### Work instructions
Pick out the lines below with "being" and list them.

Dataset records:
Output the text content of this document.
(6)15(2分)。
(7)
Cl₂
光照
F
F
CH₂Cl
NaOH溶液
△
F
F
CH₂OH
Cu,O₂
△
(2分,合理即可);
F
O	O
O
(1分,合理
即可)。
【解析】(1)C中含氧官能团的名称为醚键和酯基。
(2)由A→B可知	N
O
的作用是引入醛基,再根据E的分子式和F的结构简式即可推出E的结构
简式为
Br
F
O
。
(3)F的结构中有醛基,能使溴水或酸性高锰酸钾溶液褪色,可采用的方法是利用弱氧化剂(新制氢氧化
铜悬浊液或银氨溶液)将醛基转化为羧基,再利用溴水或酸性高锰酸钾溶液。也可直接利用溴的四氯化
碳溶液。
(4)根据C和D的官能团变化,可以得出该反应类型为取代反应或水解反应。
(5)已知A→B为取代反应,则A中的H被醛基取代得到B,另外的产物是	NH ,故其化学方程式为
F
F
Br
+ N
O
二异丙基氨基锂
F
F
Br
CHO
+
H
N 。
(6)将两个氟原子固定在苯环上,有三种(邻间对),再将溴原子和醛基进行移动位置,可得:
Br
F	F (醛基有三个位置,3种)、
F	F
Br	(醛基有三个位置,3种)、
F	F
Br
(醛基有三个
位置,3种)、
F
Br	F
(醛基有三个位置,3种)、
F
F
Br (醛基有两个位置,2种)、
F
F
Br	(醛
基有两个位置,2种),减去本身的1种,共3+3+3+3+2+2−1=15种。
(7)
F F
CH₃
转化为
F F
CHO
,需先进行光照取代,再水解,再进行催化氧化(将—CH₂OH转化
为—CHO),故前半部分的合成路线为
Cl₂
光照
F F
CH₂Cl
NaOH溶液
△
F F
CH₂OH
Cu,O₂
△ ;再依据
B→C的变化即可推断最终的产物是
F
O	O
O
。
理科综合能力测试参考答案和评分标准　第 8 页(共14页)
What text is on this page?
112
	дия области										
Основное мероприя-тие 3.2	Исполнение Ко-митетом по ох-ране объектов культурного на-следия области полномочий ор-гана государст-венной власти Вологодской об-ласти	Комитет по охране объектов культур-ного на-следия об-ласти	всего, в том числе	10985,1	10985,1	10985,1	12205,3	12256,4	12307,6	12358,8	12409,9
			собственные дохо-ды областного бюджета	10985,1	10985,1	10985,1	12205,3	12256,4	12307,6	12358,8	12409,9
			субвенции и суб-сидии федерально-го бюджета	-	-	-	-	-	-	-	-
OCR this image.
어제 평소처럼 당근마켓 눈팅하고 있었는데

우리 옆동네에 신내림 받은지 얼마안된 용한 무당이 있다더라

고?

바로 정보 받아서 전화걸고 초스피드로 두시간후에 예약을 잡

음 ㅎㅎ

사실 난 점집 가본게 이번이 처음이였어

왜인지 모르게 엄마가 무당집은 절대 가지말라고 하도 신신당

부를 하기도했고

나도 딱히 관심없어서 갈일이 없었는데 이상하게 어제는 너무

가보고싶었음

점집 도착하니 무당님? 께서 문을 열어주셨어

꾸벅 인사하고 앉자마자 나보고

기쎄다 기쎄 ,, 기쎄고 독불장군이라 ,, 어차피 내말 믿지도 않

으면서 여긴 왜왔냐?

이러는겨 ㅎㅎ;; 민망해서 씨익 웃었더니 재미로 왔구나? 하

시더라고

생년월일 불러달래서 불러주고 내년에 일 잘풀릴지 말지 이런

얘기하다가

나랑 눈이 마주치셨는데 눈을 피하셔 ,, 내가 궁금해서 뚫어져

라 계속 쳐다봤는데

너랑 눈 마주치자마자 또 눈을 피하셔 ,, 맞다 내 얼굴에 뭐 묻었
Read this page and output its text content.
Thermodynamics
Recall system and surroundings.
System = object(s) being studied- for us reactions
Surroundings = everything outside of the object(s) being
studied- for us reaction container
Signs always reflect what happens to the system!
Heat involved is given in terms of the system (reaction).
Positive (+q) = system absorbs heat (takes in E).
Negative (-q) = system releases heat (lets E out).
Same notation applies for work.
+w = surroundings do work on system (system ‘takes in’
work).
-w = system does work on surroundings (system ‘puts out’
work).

### Response to the task
System = object(s) being studied- for us reactions
Surroundings = everything outside of the object(s) being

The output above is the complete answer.